## [Items from a dataset]

"""

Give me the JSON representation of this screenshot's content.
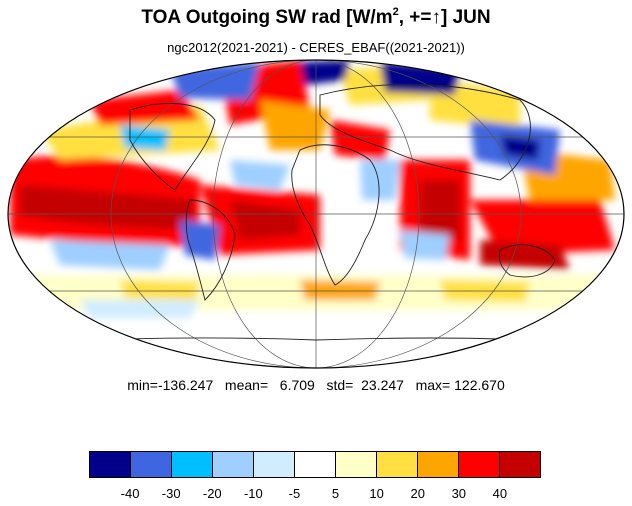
{
  "title": {
    "text_main": "TOA Outgoing SW rad [W/m",
    "superscript": "2",
    "text_tail": ", +=",
    "arrow": "↑",
    "text_end": "] JUN"
  },
  "subtitle": "ngc2012(2021-2021) - CERES_EBAF((2021-2021))",
  "stats": "min=-136.247   mean=   6.709   std=  23.247   max= 122.670",
  "colorbar": {
    "colors": [
      "#00008b",
      "#3f66e0",
      "#00bfff",
      "#9fcfff",
      "#d0ecff",
      "#ffffff",
      "#ffffc8",
      "#ffe040",
      "#ffa500",
      "#ff0000",
      "#c40000"
    ],
    "labels": [
      "-40",
      "-30",
      "-20",
      "-10",
      "-5",
      "5",
      "10",
      "20",
      "30",
      "40"
    ]
  },
  "map": {
    "projection": "mollweide",
    "field": "TOA outgoing shortwave radiation difference"
  }
}
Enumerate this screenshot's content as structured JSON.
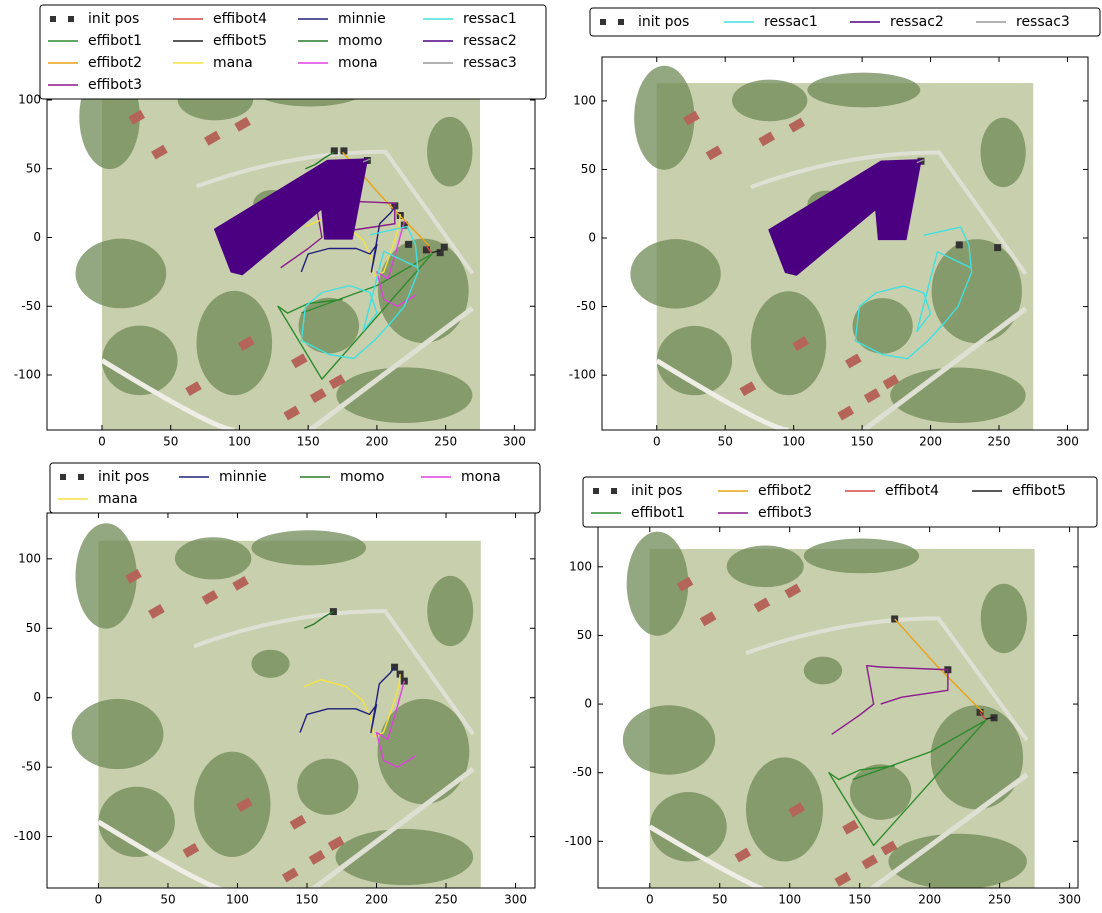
{
  "chart_data": [
    {
      "type": "line",
      "xlim": [
        -40,
        315
      ],
      "ylim": [
        -140,
        132
      ],
      "xticks": [
        0,
        50,
        100,
        150,
        200,
        250,
        300
      ],
      "yticks": [
        -100,
        -50,
        0,
        50,
        100
      ],
      "series": [
        {
          "name": "init pos",
          "kind": "markers",
          "color": "#333333",
          "x": [
            169,
            176,
            193,
            213,
            217,
            220,
            223,
            236,
            246,
            249
          ],
          "y": [
            63,
            63,
            56,
            23,
            16,
            9,
            -5,
            -9,
            -11,
            -7
          ]
        },
        {
          "name": "effibot1",
          "kind": "line",
          "color": "#2e8b2e",
          "x": [
            175,
            150,
            135,
            128,
            160,
            240,
            200,
            145
          ],
          "y": [
            -45,
            -48,
            -55,
            -50,
            -103,
            -12,
            -35,
            -55
          ]
        },
        {
          "name": "effibot2",
          "kind": "line",
          "color": "#e8a317",
          "x": [
            175,
            205,
            238
          ],
          "y": [
            62,
            28,
            -6
          ]
        },
        {
          "name": "effibot3",
          "kind": "line",
          "color": "#8b1a8b",
          "x": [
            130,
            150,
            160,
            155,
            165,
            213,
            213,
            200,
            180,
            165
          ],
          "y": [
            -22,
            -8,
            0,
            28,
            27,
            25,
            10,
            8,
            5,
            0
          ]
        },
        {
          "name": "effibot4",
          "kind": "line",
          "color": "#d64545",
          "x": [
            236,
            238,
            240
          ],
          "y": [
            -6,
            -9,
            -11
          ]
        },
        {
          "name": "effibot5",
          "kind": "line",
          "color": "#222222",
          "x": [
            240,
            244,
            246
          ],
          "y": [
            -11,
            -10,
            -10
          ]
        },
        {
          "name": "mana",
          "kind": "line",
          "color": "#f5e342",
          "x": [
            148,
            160,
            178,
            190,
            196,
            198,
            205,
            212,
            216,
            217
          ],
          "y": [
            8,
            13,
            8,
            -2,
            -15,
            -28,
            -25,
            -5,
            8,
            17
          ]
        },
        {
          "name": "minnie",
          "kind": "line",
          "color": "#1f1f7a",
          "x": [
            145,
            150,
            165,
            185,
            195,
            200,
            196,
            202,
            210,
            213
          ],
          "y": [
            -25,
            -12,
            -8,
            -8,
            -12,
            -5,
            -25,
            10,
            18,
            22
          ]
        },
        {
          "name": "momo",
          "kind": "line",
          "color": "#2a7a2a",
          "x": [
            148,
            155,
            162,
            169
          ],
          "y": [
            50,
            53,
            58,
            62
          ]
        },
        {
          "name": "mona",
          "kind": "line",
          "color": "#e040e0",
          "x": [
            220,
            214,
            208,
            200,
            205,
            215,
            228
          ],
          "y": [
            12,
            -10,
            -30,
            -25,
            -45,
            -50,
            -42
          ]
        },
        {
          "name": "ressac1",
          "kind": "line",
          "color": "#40e0e0",
          "x": [
            195,
            222,
            228,
            230,
            220,
            210,
            198,
            183,
            165,
            145,
            148,
            160,
            180,
            195,
            200,
            190,
            205,
            230
          ],
          "y": [
            2,
            8,
            -5,
            -25,
            -50,
            -62,
            -75,
            -88,
            -85,
            -75,
            -50,
            -40,
            -35,
            -40,
            -55,
            -68,
            -10,
            -22
          ]
        },
        {
          "name": "ressac2",
          "kind": "area",
          "color": "#4b0082",
          "x": [
            82,
            164,
            193,
            182,
            162,
            160,
            102,
            94
          ],
          "y": [
            6,
            56,
            57,
            -1,
            -1,
            21,
            -27,
            -25
          ]
        },
        {
          "name": "ressac3",
          "kind": "line",
          "color": "#999999",
          "x": [
            190,
            195
          ],
          "y": [
            55,
            57
          ]
        }
      ]
    },
    {
      "type": "line",
      "xlim": [
        -40,
        315
      ],
      "ylim": [
        -140,
        132
      ],
      "xticks": [
        0,
        50,
        100,
        150,
        200,
        250,
        300
      ],
      "yticks": [
        -100,
        -50,
        0,
        50,
        100
      ],
      "series": [
        {
          "name": "init pos",
          "kind": "markers",
          "color": "#333333",
          "x": [
            193,
            221,
            249
          ],
          "y": [
            56,
            -5,
            -7
          ]
        },
        {
          "name": "ressac1",
          "kind": "line",
          "color": "#40e0e0",
          "x": [
            195,
            222,
            228,
            230,
            220,
            210,
            198,
            183,
            165,
            145,
            148,
            160,
            180,
            195,
            200,
            190,
            205,
            230
          ],
          "y": [
            2,
            8,
            -5,
            -25,
            -50,
            -62,
            -75,
            -88,
            -85,
            -75,
            -50,
            -40,
            -35,
            -40,
            -55,
            -68,
            -10,
            -22
          ]
        },
        {
          "name": "ressac2",
          "kind": "area",
          "color": "#4b0082",
          "x": [
            82,
            164,
            193,
            182,
            162,
            160,
            102,
            94
          ],
          "y": [
            6,
            56,
            57,
            -1,
            -1,
            21,
            -27,
            -25
          ]
        },
        {
          "name": "ressac3",
          "kind": "line",
          "color": "#999999",
          "x": [
            190,
            195
          ],
          "y": [
            55,
            57
          ]
        }
      ]
    },
    {
      "type": "line",
      "xlim": [
        -37,
        314
      ],
      "ylim": [
        -137,
        133
      ],
      "xticks": [
        0,
        50,
        100,
        150,
        200,
        250,
        300
      ],
      "yticks": [
        -100,
        -50,
        0,
        50,
        100
      ],
      "series": [
        {
          "name": "init pos",
          "kind": "markers",
          "color": "#333333",
          "x": [
            169,
            213,
            217,
            220
          ],
          "y": [
            62,
            22,
            17,
            12
          ]
        },
        {
          "name": "mana",
          "kind": "line",
          "color": "#f5e342",
          "x": [
            148,
            160,
            178,
            190,
            196,
            198,
            205,
            212,
            216,
            217
          ],
          "y": [
            8,
            13,
            8,
            -2,
            -15,
            -28,
            -25,
            -5,
            8,
            17
          ]
        },
        {
          "name": "minnie",
          "kind": "line",
          "color": "#1f1f7a",
          "x": [
            145,
            150,
            165,
            185,
            195,
            200,
            196,
            202,
            210,
            213
          ],
          "y": [
            -25,
            -12,
            -8,
            -8,
            -12,
            -5,
            -25,
            10,
            18,
            22
          ]
        },
        {
          "name": "momo",
          "kind": "line",
          "color": "#2a7a2a",
          "x": [
            148,
            155,
            162,
            169
          ],
          "y": [
            50,
            53,
            58,
            62
          ]
        },
        {
          "name": "mona",
          "kind": "line",
          "color": "#e040e0",
          "x": [
            220,
            214,
            208,
            200,
            205,
            215,
            228
          ],
          "y": [
            12,
            -10,
            -30,
            -25,
            -45,
            -50,
            -42
          ]
        }
      ]
    },
    {
      "type": "line",
      "xlim": [
        -37,
        306
      ],
      "ylim": [
        -134,
        129
      ],
      "xticks": [
        0,
        50,
        100,
        150,
        200,
        250,
        300
      ],
      "yticks": [
        -100,
        -50,
        0,
        50,
        100
      ],
      "series": [
        {
          "name": "init pos",
          "kind": "markers",
          "color": "#333333",
          "x": [
            175,
            213,
            236,
            246
          ],
          "y": [
            62,
            25,
            -6,
            -10
          ]
        },
        {
          "name": "effibot1",
          "kind": "line",
          "color": "#2e8b2e",
          "x": [
            175,
            150,
            135,
            128,
            160,
            240,
            200,
            145
          ],
          "y": [
            -45,
            -48,
            -55,
            -50,
            -103,
            -12,
            -35,
            -55
          ]
        },
        {
          "name": "effibot2",
          "kind": "line",
          "color": "#e8a317",
          "x": [
            175,
            205,
            238
          ],
          "y": [
            62,
            28,
            -6
          ]
        },
        {
          "name": "effibot3",
          "kind": "line",
          "color": "#8b1a8b",
          "x": [
            130,
            150,
            160,
            155,
            165,
            213,
            213,
            200,
            180,
            165
          ],
          "y": [
            -22,
            -8,
            0,
            28,
            27,
            25,
            10,
            8,
            5,
            0
          ]
        },
        {
          "name": "effibot4",
          "kind": "line",
          "color": "#d64545",
          "x": [
            236,
            238,
            240
          ],
          "y": [
            -6,
            -9,
            -11
          ]
        },
        {
          "name": "effibot5",
          "kind": "line",
          "color": "#222222",
          "x": [
            240,
            244,
            246
          ],
          "y": [
            -11,
            -10,
            -10
          ]
        }
      ]
    }
  ]
}
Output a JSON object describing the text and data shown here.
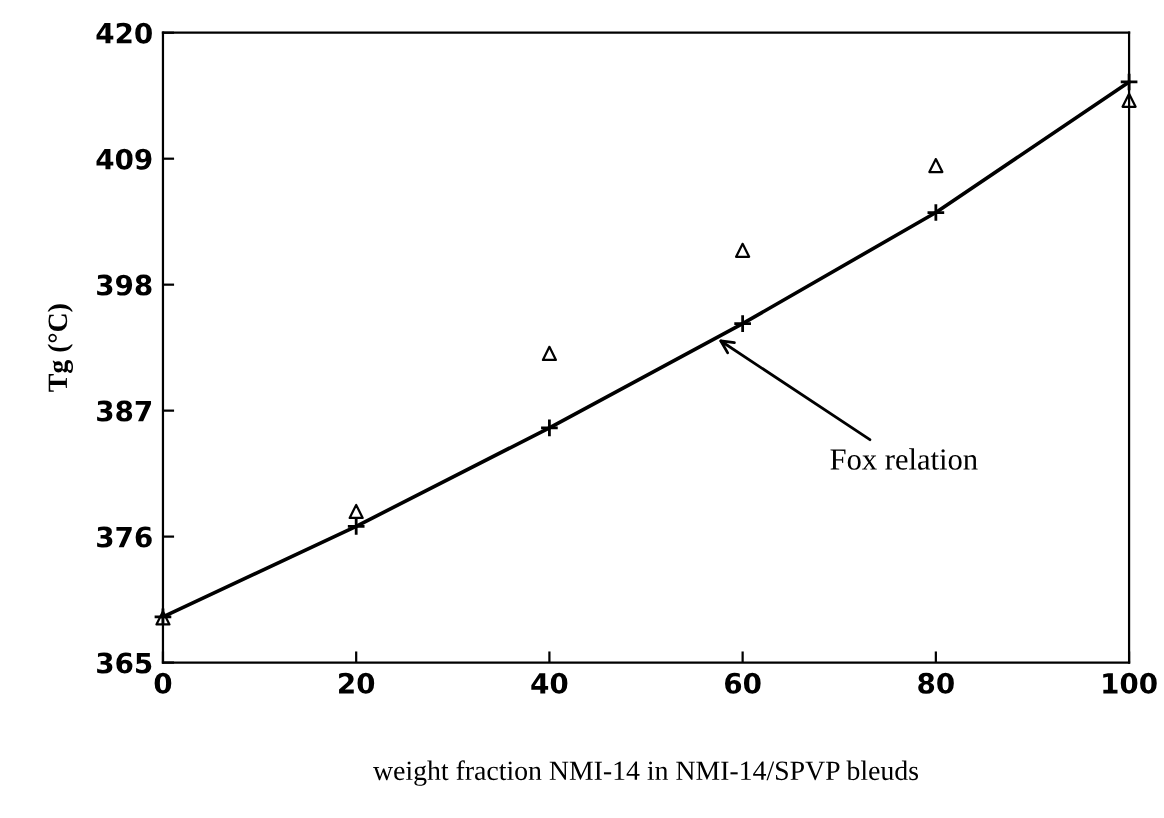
{
  "chart_data": {
    "type": "scatter",
    "xlabel": "weight fraction NMI-14 in NMI-14/SPVP bleuds",
    "ylabel": "Tg (°C)",
    "x": [
      0,
      20,
      40,
      60,
      80,
      100
    ],
    "series": [
      {
        "color": "#000000",
        "marker": "triangle",
        "values": [
          368.9,
          378.2,
          392.0,
          401.0,
          408.4,
          414.1
        ]
      },
      {
        "type": "line",
        "color": "#000000",
        "marker": "cross",
        "line_style": "solid",
        "values": [
          369.0,
          376.9,
          385.5,
          394.6,
          404.3,
          415.7
        ]
      }
    ],
    "annotations": [
      {
        "text": "Fox relation",
        "x": 57,
        "y": 393.5
      }
    ],
    "xlim": [
      0,
      100
    ],
    "xticks": [
      0,
      20,
      40,
      60,
      80,
      100
    ],
    "ylim": [
      365,
      420
    ],
    "yticks": [
      365,
      376,
      387,
      398,
      409,
      420
    ],
    "grid": false,
    "legend": false
  }
}
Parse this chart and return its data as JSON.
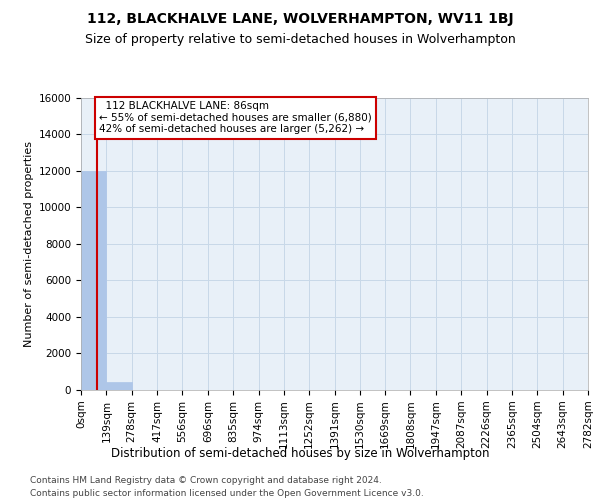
{
  "title": "112, BLACKHALVE LANE, WOLVERHAMPTON, WV11 1BJ",
  "subtitle": "Size of property relative to semi-detached houses in Wolverhampton",
  "xlabel": "Distribution of semi-detached houses by size in Wolverhampton",
  "ylabel": "Number of semi-detached properties",
  "footer_line1": "Contains HM Land Registry data © Crown copyright and database right 2024.",
  "footer_line2": "Contains public sector information licensed under the Open Government Licence v3.0.",
  "property_size": 86,
  "property_label": "112 BLACKHALVE LANE: 86sqm",
  "pct_smaller": 55,
  "count_smaller": 6880,
  "pct_larger": 42,
  "count_larger": 5262,
  "bin_edges": [
    0,
    139,
    278,
    417,
    556,
    696,
    835,
    974,
    1113,
    1252,
    1391,
    1530,
    1669,
    1808,
    1947,
    2087,
    2226,
    2365,
    2504,
    2643,
    2782
  ],
  "bar_values": [
    12000,
    450,
    0,
    0,
    0,
    0,
    0,
    0,
    0,
    0,
    0,
    0,
    0,
    0,
    0,
    0,
    0,
    0,
    0,
    0
  ],
  "bar_color": "#aec6e8",
  "bar_edge_color": "#aec6e8",
  "grid_color": "#c8d8e8",
  "background_color": "#e8f0f8",
  "annotation_box_color": "#ffffff",
  "annotation_border_color": "#cc0000",
  "red_line_color": "#cc0000",
  "ylim": [
    0,
    16000
  ],
  "yticks": [
    0,
    2000,
    4000,
    6000,
    8000,
    10000,
    12000,
    14000,
    16000
  ],
  "title_fontsize": 10,
  "subtitle_fontsize": 9,
  "ylabel_fontsize": 8,
  "xlabel_fontsize": 8.5,
  "tick_fontsize": 7.5,
  "annotation_fontsize": 7.5,
  "footer_fontsize": 6.5
}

"""

## [The task]
Locate each line with the word "ffffff" and copy it.

## [Exercise result]
      "#ffffff",
  "annotation_box_color": "#ffffff",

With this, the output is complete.